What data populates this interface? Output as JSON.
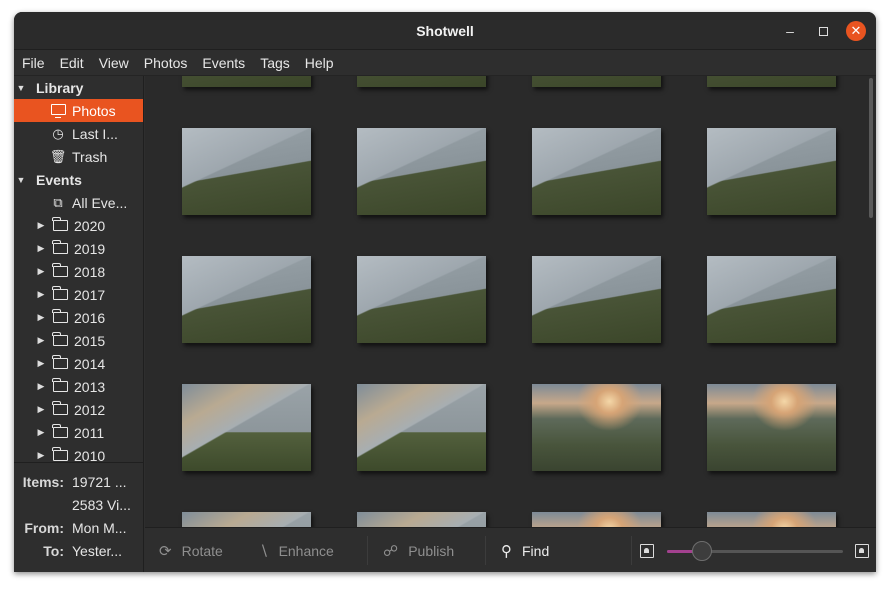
{
  "window": {
    "title": "Shotwell"
  },
  "menu": [
    "File",
    "Edit",
    "View",
    "Photos",
    "Events",
    "Tags",
    "Help"
  ],
  "sidebar": {
    "library_header": "Library",
    "library_items": [
      {
        "label": "Photos",
        "icon": "photos-icon",
        "selected": true
      },
      {
        "label": "Last I...",
        "icon": "clock-icon",
        "selected": false
      },
      {
        "label": "Trash",
        "icon": "trash-icon",
        "selected": false
      }
    ],
    "events_header": "Events",
    "all_events": "All Eve...",
    "years": [
      "2020",
      "2019",
      "2018",
      "2017",
      "2016",
      "2015",
      "2014",
      "2013",
      "2012",
      "2011",
      "2010"
    ]
  },
  "info": {
    "items_label": "Items:",
    "items_value": "19721 ...",
    "videos_value": "2583 Vi...",
    "from_label": "From:",
    "from_value": "Mon M...",
    "to_label": "To:",
    "to_value": "Yester..."
  },
  "photos": {
    "row_themes": [
      "fog",
      "fog",
      "fog",
      "dusk",
      "dusk",
      "fog"
    ]
  },
  "toolbar": {
    "rotate": "Rotate",
    "enhance": "Enhance",
    "publish": "Publish",
    "find": "Find",
    "zoom_level": 0.2
  },
  "colors": {
    "accent": "#e95420",
    "slider": "#a3418f"
  }
}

### PROBLEM
Transcribe the material exactly, leaving every picture out.

### TASK RESPONSE
What data populates this interface? Output as JSON.
{
  "window": {
    "title": "Shotwell"
  },
  "menu": [
    "File",
    "Edit",
    "View",
    "Photos",
    "Events",
    "Tags",
    "Help"
  ],
  "sidebar": {
    "library_header": "Library",
    "library_items": [
      {
        "label": "Photos",
        "icon": "photos-icon",
        "selected": true
      },
      {
        "label": "Last I...",
        "icon": "clock-icon",
        "selected": false
      },
      {
        "label": "Trash",
        "icon": "trash-icon",
        "selected": false
      }
    ],
    "events_header": "Events",
    "all_events": "All Eve...",
    "years": [
      "2020",
      "2019",
      "2018",
      "2017",
      "2016",
      "2015",
      "2014",
      "2013",
      "2012",
      "2011",
      "2010"
    ]
  },
  "info": {
    "items_label": "Items:",
    "items_value": "19721 ...",
    "videos_value": "2583 Vi...",
    "from_label": "From:",
    "from_value": "Mon M...",
    "to_label": "To:",
    "to_value": "Yester..."
  },
  "photos": {
    "row_themes": [
      "fog",
      "fog",
      "fog",
      "dusk",
      "dusk",
      "fog"
    ]
  },
  "toolbar": {
    "rotate": "Rotate",
    "enhance": "Enhance",
    "publish": "Publish",
    "find": "Find",
    "zoom_level": 0.2
  },
  "colors": {
    "accent": "#e95420",
    "slider": "#a3418f"
  }
}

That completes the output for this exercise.